Search the material below for the word "которых". Copy every line that has it.

— Start —

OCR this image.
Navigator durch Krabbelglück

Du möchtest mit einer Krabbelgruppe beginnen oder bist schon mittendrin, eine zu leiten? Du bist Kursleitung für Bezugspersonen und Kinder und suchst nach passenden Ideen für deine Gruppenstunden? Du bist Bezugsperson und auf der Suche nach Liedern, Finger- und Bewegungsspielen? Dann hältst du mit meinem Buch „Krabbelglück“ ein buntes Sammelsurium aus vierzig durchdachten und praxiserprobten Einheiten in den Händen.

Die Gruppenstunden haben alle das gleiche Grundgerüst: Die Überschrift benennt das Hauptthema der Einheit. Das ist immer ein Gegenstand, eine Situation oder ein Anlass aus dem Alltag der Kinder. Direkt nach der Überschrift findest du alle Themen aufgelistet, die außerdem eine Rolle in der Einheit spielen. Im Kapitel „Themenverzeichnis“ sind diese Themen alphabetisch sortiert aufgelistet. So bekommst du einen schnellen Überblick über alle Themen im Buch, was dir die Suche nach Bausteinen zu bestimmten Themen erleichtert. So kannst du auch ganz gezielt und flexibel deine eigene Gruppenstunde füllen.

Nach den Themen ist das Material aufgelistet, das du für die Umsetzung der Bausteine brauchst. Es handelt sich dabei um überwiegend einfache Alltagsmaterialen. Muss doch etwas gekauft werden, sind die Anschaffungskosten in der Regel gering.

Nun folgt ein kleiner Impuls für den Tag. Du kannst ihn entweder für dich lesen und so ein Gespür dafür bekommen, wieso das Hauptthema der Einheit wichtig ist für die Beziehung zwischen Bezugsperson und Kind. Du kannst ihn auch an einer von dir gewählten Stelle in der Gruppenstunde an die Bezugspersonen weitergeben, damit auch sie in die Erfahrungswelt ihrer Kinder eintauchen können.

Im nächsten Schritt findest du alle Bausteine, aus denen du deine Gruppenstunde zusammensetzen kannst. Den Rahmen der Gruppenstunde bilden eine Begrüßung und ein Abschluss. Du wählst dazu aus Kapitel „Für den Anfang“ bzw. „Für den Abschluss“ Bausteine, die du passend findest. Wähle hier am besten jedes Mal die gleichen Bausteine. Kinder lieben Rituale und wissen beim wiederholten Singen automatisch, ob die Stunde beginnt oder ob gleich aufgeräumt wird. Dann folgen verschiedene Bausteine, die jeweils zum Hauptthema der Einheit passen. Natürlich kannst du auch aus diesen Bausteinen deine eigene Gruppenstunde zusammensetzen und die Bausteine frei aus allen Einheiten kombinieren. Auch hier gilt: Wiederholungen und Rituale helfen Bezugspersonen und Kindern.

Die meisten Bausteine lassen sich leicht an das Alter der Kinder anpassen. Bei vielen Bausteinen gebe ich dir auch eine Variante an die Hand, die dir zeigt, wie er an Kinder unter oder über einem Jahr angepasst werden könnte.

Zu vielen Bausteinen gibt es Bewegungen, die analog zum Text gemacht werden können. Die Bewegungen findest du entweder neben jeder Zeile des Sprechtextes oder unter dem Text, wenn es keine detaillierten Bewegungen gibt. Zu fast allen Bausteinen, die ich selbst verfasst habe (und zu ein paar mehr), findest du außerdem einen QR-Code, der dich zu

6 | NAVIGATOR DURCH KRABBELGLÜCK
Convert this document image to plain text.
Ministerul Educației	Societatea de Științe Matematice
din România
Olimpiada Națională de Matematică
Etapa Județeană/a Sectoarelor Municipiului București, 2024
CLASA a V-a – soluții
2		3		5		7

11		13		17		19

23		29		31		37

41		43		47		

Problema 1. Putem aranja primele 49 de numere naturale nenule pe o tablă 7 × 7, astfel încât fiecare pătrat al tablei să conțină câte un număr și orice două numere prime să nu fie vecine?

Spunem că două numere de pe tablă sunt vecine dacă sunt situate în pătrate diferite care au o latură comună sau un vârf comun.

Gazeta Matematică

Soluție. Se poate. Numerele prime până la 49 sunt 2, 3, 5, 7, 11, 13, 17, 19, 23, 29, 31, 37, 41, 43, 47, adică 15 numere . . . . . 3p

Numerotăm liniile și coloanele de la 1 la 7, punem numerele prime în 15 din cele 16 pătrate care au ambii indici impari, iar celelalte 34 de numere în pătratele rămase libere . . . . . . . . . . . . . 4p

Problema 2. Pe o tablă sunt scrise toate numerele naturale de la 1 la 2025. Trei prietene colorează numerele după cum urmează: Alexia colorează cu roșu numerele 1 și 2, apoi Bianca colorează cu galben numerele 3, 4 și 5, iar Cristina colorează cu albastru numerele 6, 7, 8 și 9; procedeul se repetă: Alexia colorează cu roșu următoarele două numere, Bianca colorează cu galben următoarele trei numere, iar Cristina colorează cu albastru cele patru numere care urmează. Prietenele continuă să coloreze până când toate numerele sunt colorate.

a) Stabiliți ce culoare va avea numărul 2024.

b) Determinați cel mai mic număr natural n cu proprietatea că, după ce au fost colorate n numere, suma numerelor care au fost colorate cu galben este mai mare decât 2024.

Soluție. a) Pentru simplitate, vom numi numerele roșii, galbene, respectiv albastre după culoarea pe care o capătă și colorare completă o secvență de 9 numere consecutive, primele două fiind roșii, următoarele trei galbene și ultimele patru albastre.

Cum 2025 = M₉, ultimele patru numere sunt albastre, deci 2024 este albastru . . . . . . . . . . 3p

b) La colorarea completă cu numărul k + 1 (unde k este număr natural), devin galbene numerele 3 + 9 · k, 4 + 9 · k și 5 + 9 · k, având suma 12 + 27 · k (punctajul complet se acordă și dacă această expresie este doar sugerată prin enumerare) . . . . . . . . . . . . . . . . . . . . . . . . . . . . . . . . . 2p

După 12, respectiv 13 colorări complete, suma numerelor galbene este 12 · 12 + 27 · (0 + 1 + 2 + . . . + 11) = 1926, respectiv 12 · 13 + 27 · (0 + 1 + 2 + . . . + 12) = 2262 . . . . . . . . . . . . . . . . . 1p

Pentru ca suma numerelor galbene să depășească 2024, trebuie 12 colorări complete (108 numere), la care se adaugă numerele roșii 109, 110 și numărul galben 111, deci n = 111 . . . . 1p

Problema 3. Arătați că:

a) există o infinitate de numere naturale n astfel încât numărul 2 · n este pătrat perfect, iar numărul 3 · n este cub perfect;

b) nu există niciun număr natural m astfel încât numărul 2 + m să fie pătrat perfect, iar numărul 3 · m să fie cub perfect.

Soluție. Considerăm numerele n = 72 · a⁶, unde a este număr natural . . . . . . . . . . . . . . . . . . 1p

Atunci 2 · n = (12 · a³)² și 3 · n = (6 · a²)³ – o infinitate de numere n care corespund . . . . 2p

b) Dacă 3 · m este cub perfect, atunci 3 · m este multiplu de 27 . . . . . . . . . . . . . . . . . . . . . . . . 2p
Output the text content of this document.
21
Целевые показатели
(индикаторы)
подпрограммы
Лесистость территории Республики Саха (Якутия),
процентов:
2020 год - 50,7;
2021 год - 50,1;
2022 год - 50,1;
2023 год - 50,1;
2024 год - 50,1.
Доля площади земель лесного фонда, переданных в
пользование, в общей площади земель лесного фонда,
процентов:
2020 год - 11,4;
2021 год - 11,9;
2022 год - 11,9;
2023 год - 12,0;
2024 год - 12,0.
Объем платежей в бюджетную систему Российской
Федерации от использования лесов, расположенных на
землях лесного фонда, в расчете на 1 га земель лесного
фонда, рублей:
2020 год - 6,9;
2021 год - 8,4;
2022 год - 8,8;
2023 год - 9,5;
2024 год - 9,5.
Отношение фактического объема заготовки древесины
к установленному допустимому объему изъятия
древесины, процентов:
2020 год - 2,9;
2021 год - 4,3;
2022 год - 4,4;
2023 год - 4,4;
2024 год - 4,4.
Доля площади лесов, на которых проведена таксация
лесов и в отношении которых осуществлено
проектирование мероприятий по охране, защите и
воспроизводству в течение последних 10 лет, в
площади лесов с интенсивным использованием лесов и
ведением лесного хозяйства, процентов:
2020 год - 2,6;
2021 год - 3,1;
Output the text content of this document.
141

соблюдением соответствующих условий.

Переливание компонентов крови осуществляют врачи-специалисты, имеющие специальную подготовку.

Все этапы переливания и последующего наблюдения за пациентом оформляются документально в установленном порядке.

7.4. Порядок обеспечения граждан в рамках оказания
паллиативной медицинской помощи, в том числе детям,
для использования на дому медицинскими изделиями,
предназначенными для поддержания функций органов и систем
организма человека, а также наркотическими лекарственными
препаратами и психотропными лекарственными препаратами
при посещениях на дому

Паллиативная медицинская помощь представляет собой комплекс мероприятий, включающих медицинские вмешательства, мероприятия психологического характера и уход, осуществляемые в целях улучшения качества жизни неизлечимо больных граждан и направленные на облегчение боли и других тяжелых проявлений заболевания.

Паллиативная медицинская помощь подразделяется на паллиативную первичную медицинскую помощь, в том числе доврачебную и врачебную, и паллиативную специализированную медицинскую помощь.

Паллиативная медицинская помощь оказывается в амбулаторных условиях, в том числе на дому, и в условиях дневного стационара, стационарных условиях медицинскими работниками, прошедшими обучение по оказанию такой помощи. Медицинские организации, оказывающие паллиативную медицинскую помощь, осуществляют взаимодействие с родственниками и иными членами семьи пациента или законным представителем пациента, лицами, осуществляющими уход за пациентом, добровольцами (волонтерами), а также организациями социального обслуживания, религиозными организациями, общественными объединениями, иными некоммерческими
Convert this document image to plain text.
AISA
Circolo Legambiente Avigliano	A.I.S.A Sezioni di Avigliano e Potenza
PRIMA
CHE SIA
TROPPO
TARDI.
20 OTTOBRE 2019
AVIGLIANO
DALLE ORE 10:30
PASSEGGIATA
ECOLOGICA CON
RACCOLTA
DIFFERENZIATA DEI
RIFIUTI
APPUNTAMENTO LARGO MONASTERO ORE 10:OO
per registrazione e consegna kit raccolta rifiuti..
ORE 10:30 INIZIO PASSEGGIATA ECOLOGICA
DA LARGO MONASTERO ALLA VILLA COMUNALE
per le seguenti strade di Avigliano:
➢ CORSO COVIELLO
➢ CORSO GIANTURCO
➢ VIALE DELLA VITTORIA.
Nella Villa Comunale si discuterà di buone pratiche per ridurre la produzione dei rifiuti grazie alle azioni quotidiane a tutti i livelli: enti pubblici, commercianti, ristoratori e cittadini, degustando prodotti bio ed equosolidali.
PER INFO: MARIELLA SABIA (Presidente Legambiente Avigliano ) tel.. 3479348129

— End —

* **Task result**:
Доля площади лесов, на которых проведена таксация
лесов и в отношении которых осуществлено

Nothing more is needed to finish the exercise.